[Saved entries]
------------------------

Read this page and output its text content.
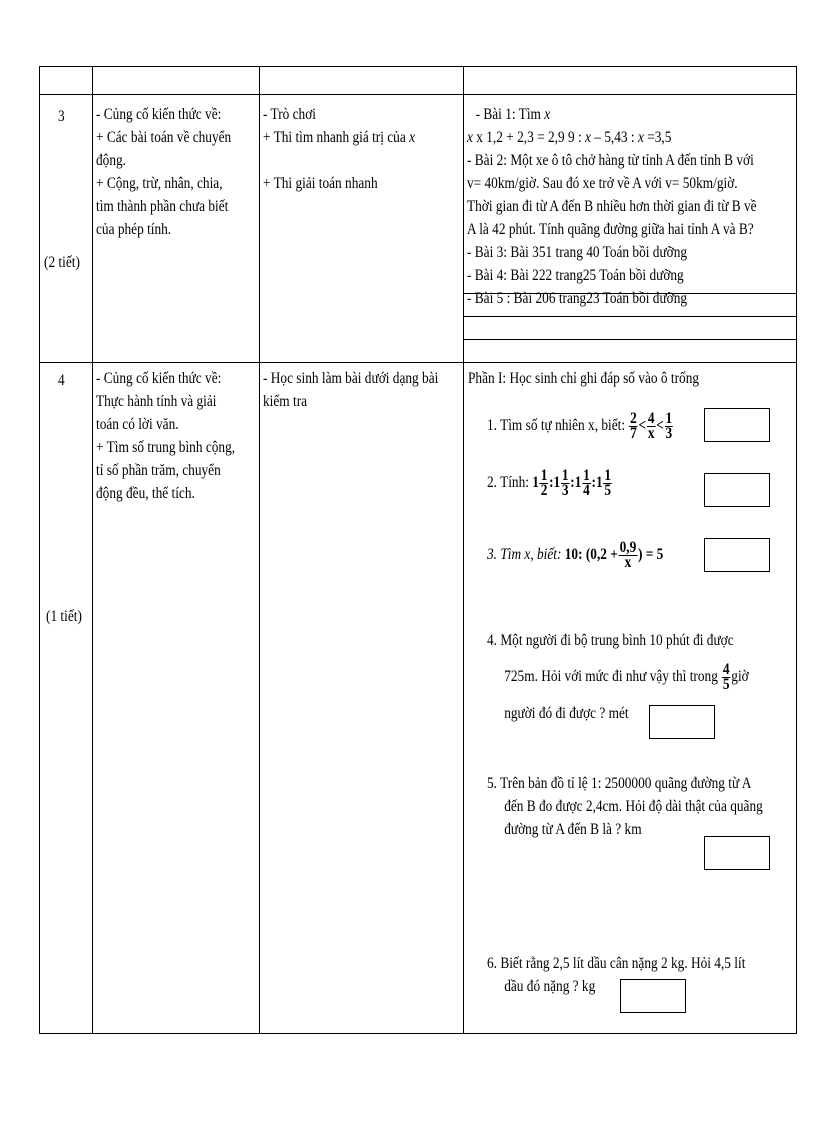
3
(2 tiết)
- Củng cố kiến thức về:
+ Các bài toán về chuyển
động.
+ Cộng, trừ, nhân, chia,
tìm thành phần chưa biết
của phép tính.
- Trò chơi
+ Thi tìm nhanh giá trị của x
+ Thi giải toán nhanh
- Bài 1: Tìm x
x x 1,2 + 2,3 = 2,9 9 : x – 5,43 : x =3,5
- Bài 2: Một xe ô tô chở hàng từ tỉnh A đến tỉnh B với
v= 40km/giờ. Sau đó xe trở về A với v= 50km/giờ.
Thời gian đi từ A đến B nhiều hơn thời gian đi từ B về
A là 42 phút. Tính quãng đường giữa hai tỉnh A và B?
- Bài 3: Bài 351 trang 40 Toán bồi dưỡng
- Bài 4: Bài 222 trang25 Toán bồi dưỡng
- Bài 5 : Bài 206 trang23 Toán bồi dưỡng
4
(1 tiết)
- Củng cố kiến thức về:
Thực hành tính và giải
toán có lời văn.
+ Tìm số trung bình cộng,
tỉ số phần trăm, chuyển
động đều, thể tích.
- Học sinh làm bài dưới dạng bài
kiểm tra
Phần I: Học sinh chỉ ghi đáp số vào ô trống
1. Tìm số tự nhiên x, biết: $\frac{2}{7} < \frac{4}{x} < \frac{1}{3}$
2. Tính: $1 \frac{1}{2}$ :1 $\frac{1}{3}$ :1 $\frac{1}{4}$ :1 $\frac{1}{5}$
3. Tìm x, biết: 10: ($0,2 + \frac{0,9}{x}$ ) = 5
4. Một người đi bộ trung bình 10 phút đi được
725m. Hỏi với mức đi như vậy thì trong $\frac{4}{5}$ giờ
người đó đi được ? mét
5. Trên bản đồ tỉ lệ 1: 2500000 quãng đường từ A
đến B đo được 2,4cm. Hỏi độ dài thật của quãng
đường từ A đến B là ? km
6. Biết rằng 2,5 lít dầu cân nặng 2 kg. Hỏi 4,5 lít
dầu đó nặng ? kg
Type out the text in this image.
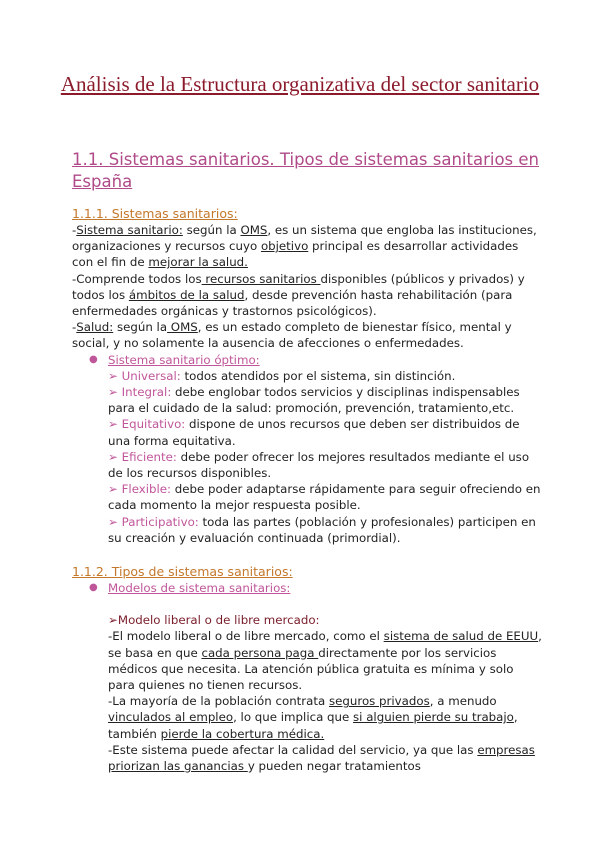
Análisis de la Estructura organizativa del sector sanitario
1.1. Sistemas sanitarios. Tipos de sistemas sanitarios en España

1.1.1. Sistemas sanitarios:

-Sistema sanitario: según la OMS, es un sistema que engloba las instituciones, organizaciones y recursos cuyo objetivo principal es desarrollar actividades con el fin de mejorar la salud.

-Comprende todos los recursos sanitarios disponibles (públicos y privados) y todos los ámbitos de la salud, desde prevención hasta rehabilitación (para enfermedades orgánicas y trastornos psicológicos).

-Salud: según la OMS, es un estado completo de bienestar físico, mental y social, y no solamente la ausencia de afecciones o enfermedades.

● Sistema sanitario óptimo:

➢ Universal: todos atendidos por el sistema, sin distinción.

➢ Integral: debe englobar todos servicios y disciplinas indispensables para el cuidado de la salud: promoción, prevención, tratamiento,etc.

➢ Equitativo: dispone de unos recursos que deben ser distribuidos de una forma equitativa.

➢ Eficiente: debe poder ofrecer los mejores resultados mediante el uso de los recursos disponibles.

➢ Flexible: debe poder adaptarse rápidamente para seguir ofreciendo en cada momento la mejor respuesta posible.

➢ Participativo: toda las partes (población y profesionales) participen en su creación y evaluación continuada (primordial).

1.1.2. Tipos de sistemas sanitarios:

● Modelos de sistema sanitarios:

➢Modelo liberal o de libre mercado:

-El modelo liberal o de libre mercado, como el sistema de salud de EEUU, se basa en que cada persona paga directamente por los servicios médicos que necesita. La atención pública gratuita es mínima y solo para quienes no tienen recursos.

-La mayoría de la población contrata seguros privados, a menudo vinculados al empleo, lo que implica que si alguien pierde su trabajo, también pierde la cobertura médica.

-Este sistema puede afectar la calidad del servicio, ya que las empresas priorizan las ganancias y pueden negar tratamientos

------------------------

Set exercise –
Find how many lines of the listing include the string "sanitarios" and give that number, nothing else.

Output below –
5